**Entries provided**

************

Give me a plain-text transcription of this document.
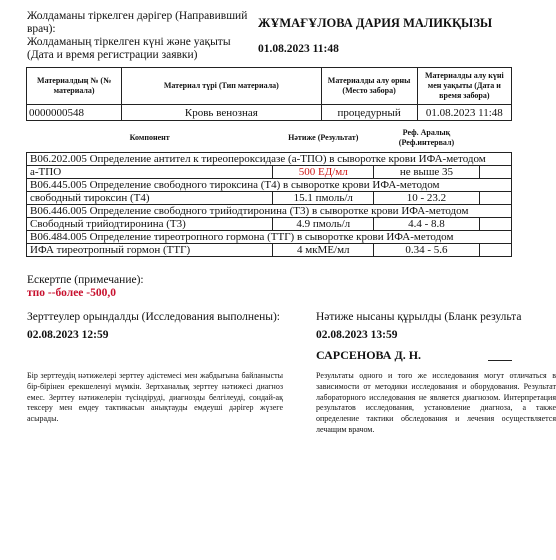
Жолдаманы тіркелген дәрігер (Направивший
врач):
Жолдаманың тіркелген күні және уақыты
(Дата и время регистрации заявки)
ЖҰМАҒҰЛОВА ДАРИЯ МАЛИКҚЫЗЫ
01.08.2023 11:48
Материалдың № (№ материала)	Материал түрі (Тип материала)	Материалды алу орны (Место забора)	Материалды алу күні мен уақыты (Дата и время забора)
0000000548	Кровь венозная	процедурный	01.08.2023 11:48
Компонент	Нәтиже (Результат)	Реф. Аралық (Реф.интервал)	
B06.202.005 Определение антител к тиреопероксидазе (а-ТПО) в сыворотке крови ИФА-методом			
а-ТПО	500 ЕД/мл	не выше 35	
B06.445.005 Определение свободного тироксина (Т4) в сыворотке крови ИФА-методом			
свободный тироксин (Т4)	15.1 пмоль/л	10 - 23.2	
B06.446.005 Определение свободного трийодтиронина (Т3) в сыворотке крови ИФА-методом			
Свободный трийодтиронина (Т3)	4.9 пмоль/л	4.4 - 8.8	
B06.484.005 Определение тиреотропного гормона (ТТГ) в сыворотке крови ИФА-методом			
ИФА тиреотропный гормон (ТТГ)	4 мкМЕ/мл	0.34 - 5.6	
Ескертпе (примечание):
тпо --более -500,0
Зерттеулер орындалды (Исследования выполнены):
02.08.2023 12:59
Нәтиже нысаны құрылды (Бланк результа
02.08.2023 13:59
САРСЕНОВА Д. Н.
Бір зерттеудің нәтижелері зерттеу әдістемесі мен жабдығына байланысты бір-бірінен ерекшеленуі мүмкін. Зертханалық зерттеу нәтижесі диагноз емес. Зерттеу нәтижелерін түсіндіруді, диагнозды белгілеуді, сондай-ақ тексеру мен емдеу тактикасын анықтауды емдеуші дәрігер жүзеге асырады.
Результаты одного и того же исследования могут отличаться в зависимости от методики исследования и оборудования. Результат лабораторного исследования не является диагнозом. Интерпретация результатов исследования, установление диагноза, а также определение тактики обследования и лечения осуществляется лечащим врачом.
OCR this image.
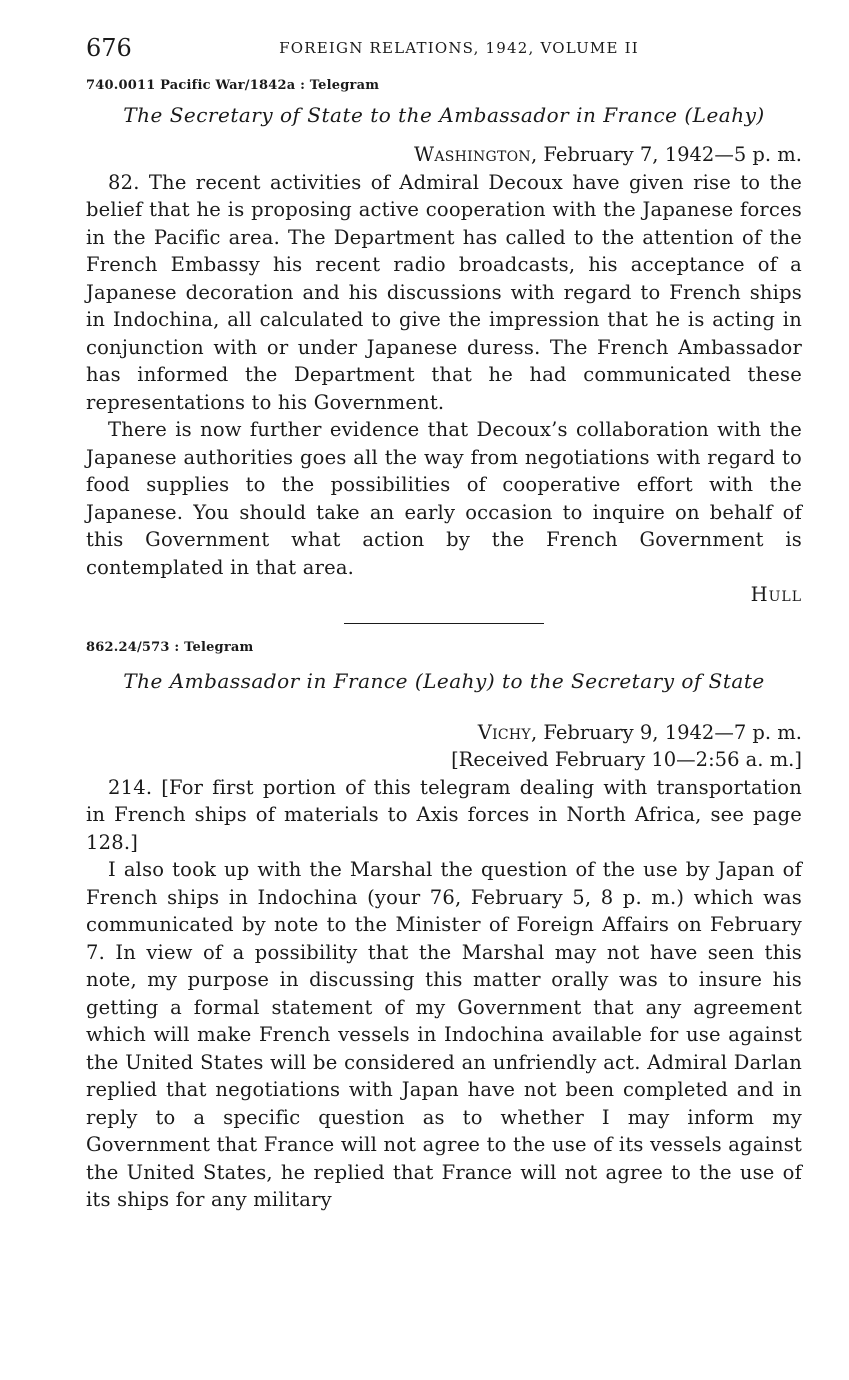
676	FOREIGN RELATIONS, 1942, VOLUME II
740.0011 Pacific War/1842a : Telegram
The Secretary of State to the Ambassador in France (Leahy)
Washington, February 7, 1942—5 p. m.

82. The recent activities of Admiral Decoux have given rise to the belief that he is proposing active cooperation with the Japanese forces in the Pacific area. The Department has called to the attention of the French Embassy his recent radio broadcasts, his acceptance of a Japanese decoration and his discussions with regard to French ships in Indochina, all calculated to give the impression that he is acting in conjunction with or under Japanese duress. The French Ambassador has informed the Department that he had communicated these representations to his Government.

There is now further evidence that Decoux’s collaboration with the Japanese authorities goes all the way from negotiations with regard to food supplies to the possibilities of cooperative effort with the Japanese. You should take an early occasion to inquire on behalf of this Government what action by the French Government is contemplated in that area.

Hull
862.24/573 : Telegram
The Ambassador in France (Leahy) to the Secretary of State
Vichy, February 9, 1942—7 p. m.
[Received February 10—2:56 a. m.]

214. [For first portion of this telegram dealing with transportation in French ships of materials to Axis forces in North Africa, see page 128.]

I also took up with the Marshal the question of the use by Japan of French ships in Indochina (your 76, February 5, 8 p. m.) which was communicated by note to the Minister of Foreign Affairs on February 7. In view of a possibility that the Marshal may not have seen this note, my purpose in discussing this matter orally was to insure his getting a formal statement of my Government that any agreement which will make French vessels in Indochina available for use against the United States will be considered an unfriendly act. Admiral Darlan replied that negotiations with Japan have not been completed and in reply to a specific question as to whether I may inform my Government that France will not agree to the use of its vessels against the United States, he replied that France will not agree to the use of its ships for any military
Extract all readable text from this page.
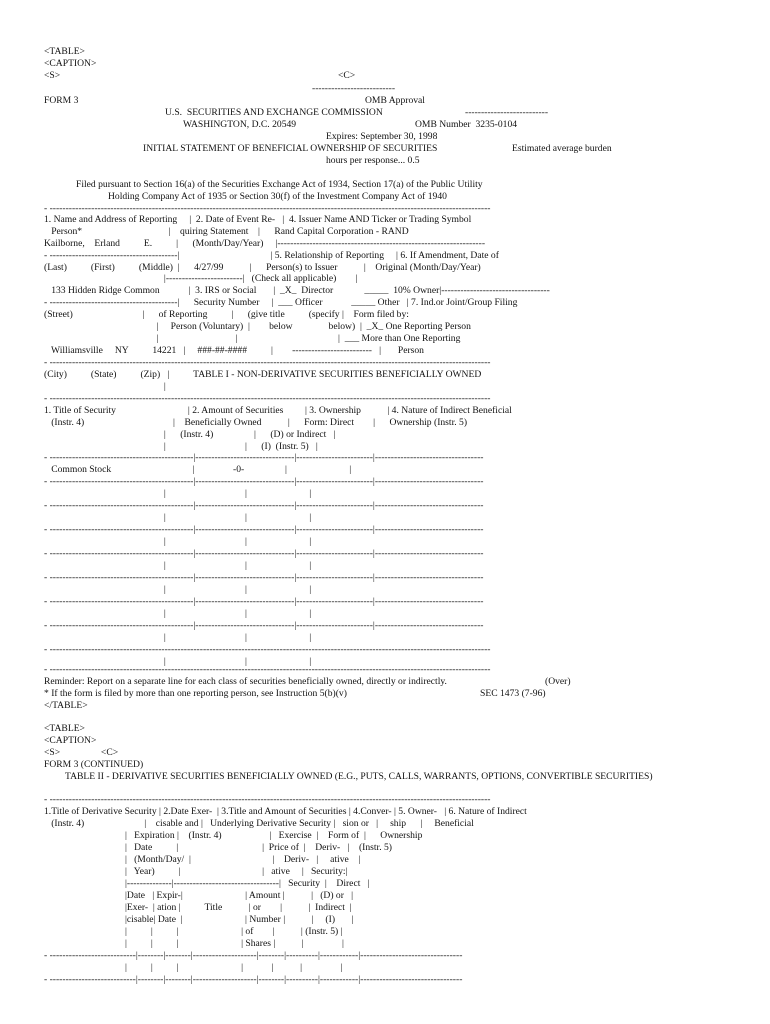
<TABLE>
<CAPTION>
<S>	<C>
--------------------------
FORM 3	OMB Approval
U.S.  SECURITIES AND EXCHANGE COMMISSION	--------------------------
WASHINGTON, D.C. 20549	OMB Number  3235-0104
Expires: September 30, 1998
INITIAL STATEMENT OF BENEFICIAL OWNERSHIP OF SECURITIES	Estimated average burden
hours per response... 0.5
Filed pursuant to Section 16(a) of the Securities Exchange Act of 1934, Section 17(a) of the Public Utility
Holding Company Act of 1935 or Section 30(f) of the Investment Company Act of 1940
- ------------------------------------------------------------------------------------------------------------------------------------------
1. Name and Address of Reporting     |  2. Date of Event Re-   |  4. Issuer Name AND Ticker or Trading Symbol
Person*                                    |    quiring Statement    |      Rand Capital Corporation - RAND
Kailborne,    Erland          E.          |      (Month/Day/Year)     |-----------------------------------------------------------------
- ----------------------------------------|                                      | 5. Relationship of Reporting     | 6. If Amendment, Date of
(Last)          (First)          (Middle)  |      4/27/99           |      Person(s) to Issuer           |    Original (Month/Day/Year)
|------------------------|   (Check all applicable)        |
133 Hidden Ridge Common            |  3. IRS or Social       |  _X_  Director             _____  10% Owner|----------------------------------
- ----------------------------------------|      Security Number     |  ___ Officer            _____ Other   | 7. Ind.or Joint/Group Filing
(Street)                             |      of Reporting          |      (give title          (specify |    Form filed by:
|     Person (Voluntary)  |        below               below)  |  _X_ One Reporting Person
|                                |                                          |  ___ More than One Reporting
Williamsville     NY          14221   |     ###-##-####          |        -------------------------   |       Person
- ------------------------------------------------------------------------------------------------------------------------------------------
(City)          (State)          (Zip)   |          TABLE I - NON-DERIVATIVE SECURITIES BENEFICIALLY OWNED
|
- ------------------------------------------------------------------------------------------------------------------------------------------
1. Title of Security                              | 2. Amount of Securities         | 3. Ownership           | 4. Nature of Indirect Beneficial
(Instr. 4)                                     |    Beneficially Owned           |      Form: Direct        |      Ownership (Instr. 5)
|      (Instr. 4)                 |      (D) or Indirect   |
|                                 |      (I)  (Instr. 5)   |
- ---------------------------------------------|-------------------------------|------------------------|----------------------------------
Common Stock                                  |                -0-                 |                          |
- ---------------------------------------------|-------------------------------|------------------------|----------------------------------
|                                 |                          |
- ---------------------------------------------|-------------------------------|------------------------|----------------------------------
|                                 |                          |
- ---------------------------------------------|-------------------------------|------------------------|----------------------------------
|                                 |                          |
- ---------------------------------------------|-------------------------------|------------------------|----------------------------------
|                                 |                          |
- ---------------------------------------------|-------------------------------|------------------------|----------------------------------
|                                 |                          |
- ---------------------------------------------|-------------------------------|------------------------|----------------------------------
|                                 |                          |
- ---------------------------------------------|-------------------------------|------------------------|----------------------------------
|                                 |                          |
- ------------------------------------------------------------------------------------------------------------------------------------------
|                                 |                          |
- ------------------------------------------------------------------------------------------------------------------------------------------
Reminder: Report on a separate line for each class of securities beneficially owned, directly or indirectly.	(Over)
* If the form is filed by more than one reporting person, see Instruction 5(b)(v)	SEC 1473 (7-96)
</TABLE>
<TABLE>
<CAPTION>
<S>                 <C>
FORM 3 (CONTINUED)
TABLE II - DERIVATIVE SECURITIES BENEFICIALLY OWNED (E.G., PUTS, CALLS, WARRANTS, OPTIONS, CONVERTIBLE SECURITIES)
- ------------------------------------------------------------------------------------------------------------------------------------------
1.Title of Derivative Security | 2.Date Exer-  | 3.Title and Amount of Securities | 4.Conver- | 5. Owner-   | 6. Nature of Indirect
(Instr. 4)                         |    cisable and |   Underlying Derivative Security |   sion or   |     ship      |     Beneficial
|   Expiration |    (Instr. 4)                    |   Exercise  |    Form of  |      Ownership
|   Date          |                                   |  Price of  |    Deriv-   |    (Instr. 5)
|   (Month/Day/  |                                  |    Deriv-   |     ative    |
|   Year)          |                                  |   ative     |   Security:|
|--------------|---------------------------------|   Security  |    Direct   |
|Date   | Expir-|                          | Amount |           |   (D) or   |
|Exer-  | ation |          Title           | or        |           |  Indirect  |
|cisable| Date  |                          | Number |           |     (I)       |
|          |          |                          | of        |           | (Instr. 5) |
|          |          |                          | Shares |           |                |
- ---------------------------|--------|--------|--------------------|--------|----------|------------|--------------------------------
|          |          |                          |            |           |                |
- ---------------------------|--------|--------|--------------------|--------|----------|------------|--------------------------------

************

**Prompt**
Using the listing above, locate the lines that hold "время" and copy each one.

**Reply to the task**
(Дата и время регистрации заявки)
Материалдың № (№ материала)	Материал түрі (Тип материала)	Материалды алу орны (Место забора)	Материалды алу күні мен уақыты (Дата и время забора)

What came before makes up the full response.